# THE INPUT start
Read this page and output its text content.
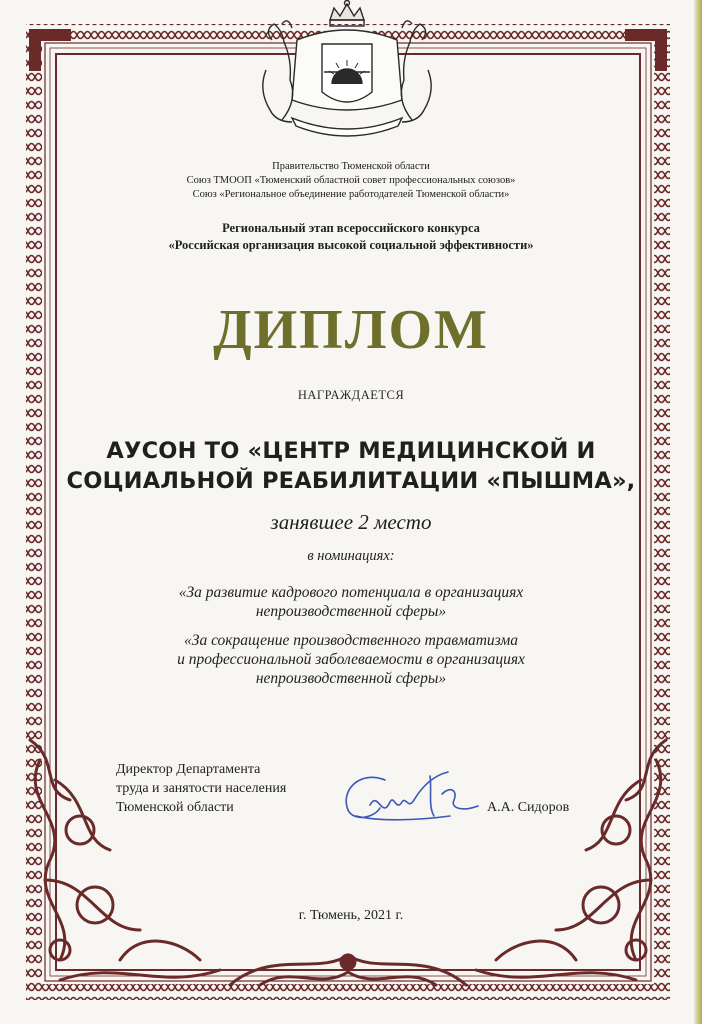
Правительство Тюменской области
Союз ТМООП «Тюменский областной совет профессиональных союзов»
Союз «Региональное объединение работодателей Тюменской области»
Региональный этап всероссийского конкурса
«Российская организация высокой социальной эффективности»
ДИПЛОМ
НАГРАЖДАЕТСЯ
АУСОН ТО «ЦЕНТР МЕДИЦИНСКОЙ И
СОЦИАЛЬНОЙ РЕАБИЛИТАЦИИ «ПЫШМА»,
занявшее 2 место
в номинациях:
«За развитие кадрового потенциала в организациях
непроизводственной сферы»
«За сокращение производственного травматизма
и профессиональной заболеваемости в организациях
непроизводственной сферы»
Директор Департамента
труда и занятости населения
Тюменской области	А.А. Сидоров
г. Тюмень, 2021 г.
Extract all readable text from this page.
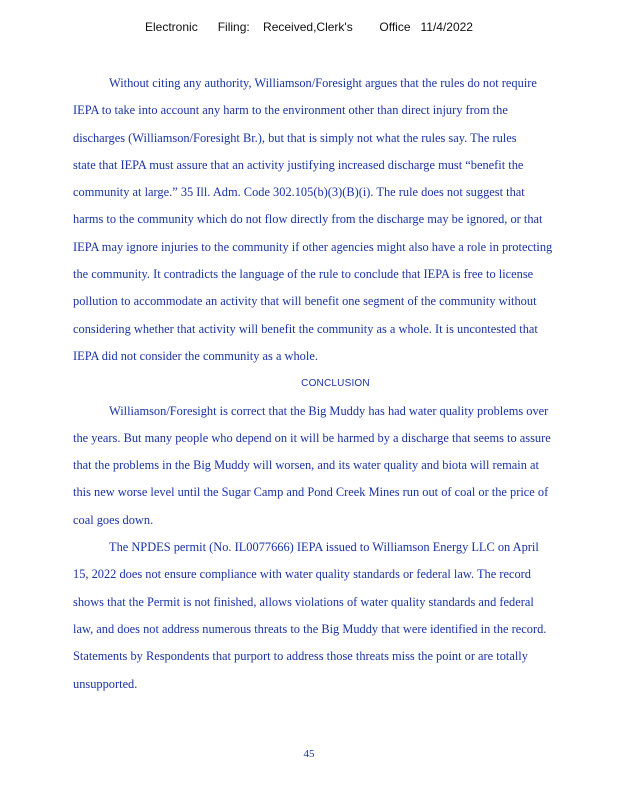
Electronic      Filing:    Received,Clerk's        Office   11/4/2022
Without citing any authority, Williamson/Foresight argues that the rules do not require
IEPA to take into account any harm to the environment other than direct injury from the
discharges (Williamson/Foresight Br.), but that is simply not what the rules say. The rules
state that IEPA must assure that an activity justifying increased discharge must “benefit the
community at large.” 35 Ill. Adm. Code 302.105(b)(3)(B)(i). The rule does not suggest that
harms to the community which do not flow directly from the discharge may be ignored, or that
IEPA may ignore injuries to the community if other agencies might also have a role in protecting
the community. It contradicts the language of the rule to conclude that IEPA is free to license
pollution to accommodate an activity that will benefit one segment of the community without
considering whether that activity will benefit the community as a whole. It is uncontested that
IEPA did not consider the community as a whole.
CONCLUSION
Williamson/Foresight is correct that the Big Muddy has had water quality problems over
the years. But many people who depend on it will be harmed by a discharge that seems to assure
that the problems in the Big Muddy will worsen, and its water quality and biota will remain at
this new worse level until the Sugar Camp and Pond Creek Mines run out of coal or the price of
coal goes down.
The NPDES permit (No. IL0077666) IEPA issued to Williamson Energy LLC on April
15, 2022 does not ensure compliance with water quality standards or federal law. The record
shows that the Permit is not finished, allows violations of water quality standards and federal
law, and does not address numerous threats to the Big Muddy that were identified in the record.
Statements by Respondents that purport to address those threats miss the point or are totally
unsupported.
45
# THE INPUT end
# THE INPUT start
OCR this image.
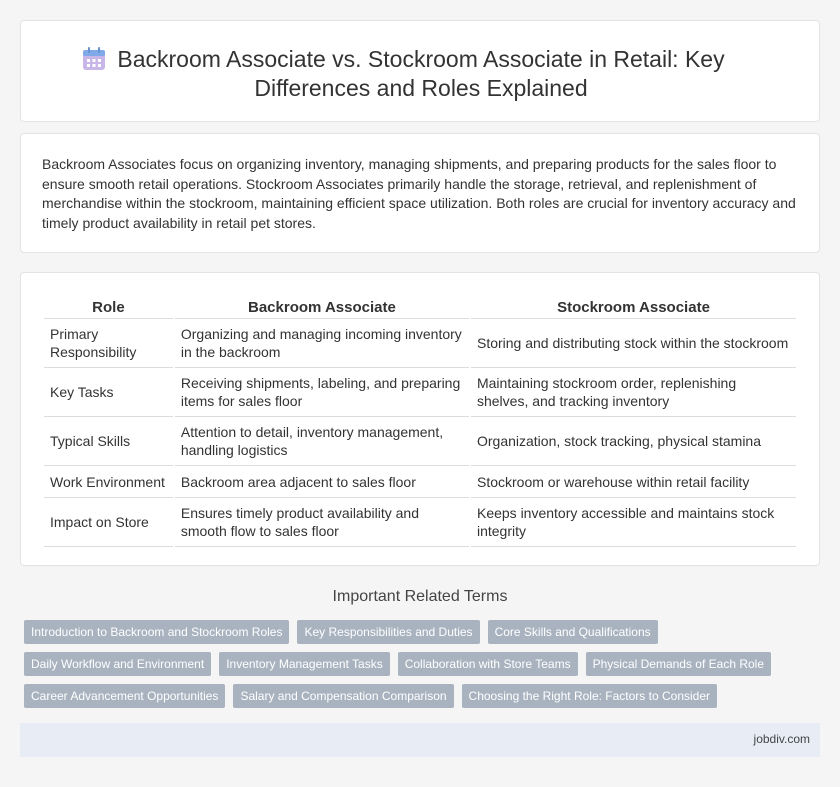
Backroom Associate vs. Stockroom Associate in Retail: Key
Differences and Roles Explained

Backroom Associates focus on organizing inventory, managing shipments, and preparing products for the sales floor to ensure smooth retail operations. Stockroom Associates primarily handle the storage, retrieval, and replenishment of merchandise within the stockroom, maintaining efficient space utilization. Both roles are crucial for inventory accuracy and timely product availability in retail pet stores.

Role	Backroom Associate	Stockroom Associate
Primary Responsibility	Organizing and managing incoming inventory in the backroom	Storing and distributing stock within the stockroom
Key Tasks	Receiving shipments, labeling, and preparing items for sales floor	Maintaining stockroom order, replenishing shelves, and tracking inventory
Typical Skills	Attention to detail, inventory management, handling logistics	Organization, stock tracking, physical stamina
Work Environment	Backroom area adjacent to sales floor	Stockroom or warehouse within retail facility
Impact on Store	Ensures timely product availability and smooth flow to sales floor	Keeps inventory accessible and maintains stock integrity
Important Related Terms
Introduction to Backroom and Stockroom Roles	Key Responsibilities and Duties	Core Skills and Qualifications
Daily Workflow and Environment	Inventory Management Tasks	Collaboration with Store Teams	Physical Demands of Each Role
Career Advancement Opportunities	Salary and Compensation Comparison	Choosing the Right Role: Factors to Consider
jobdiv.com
# THE INPUT end
◆ TASK PROMPT ◆
List each line of the entries that holds the string "activity".

◆ EXPECTED OUTPUT ◆
state that IEPA must assure that an activity justifying increased discharge must “benefit the
pollution to accommodate an activity that will benefit one segment of the community without
considering whether that activity will benefit the community as a whole. It is uncontested that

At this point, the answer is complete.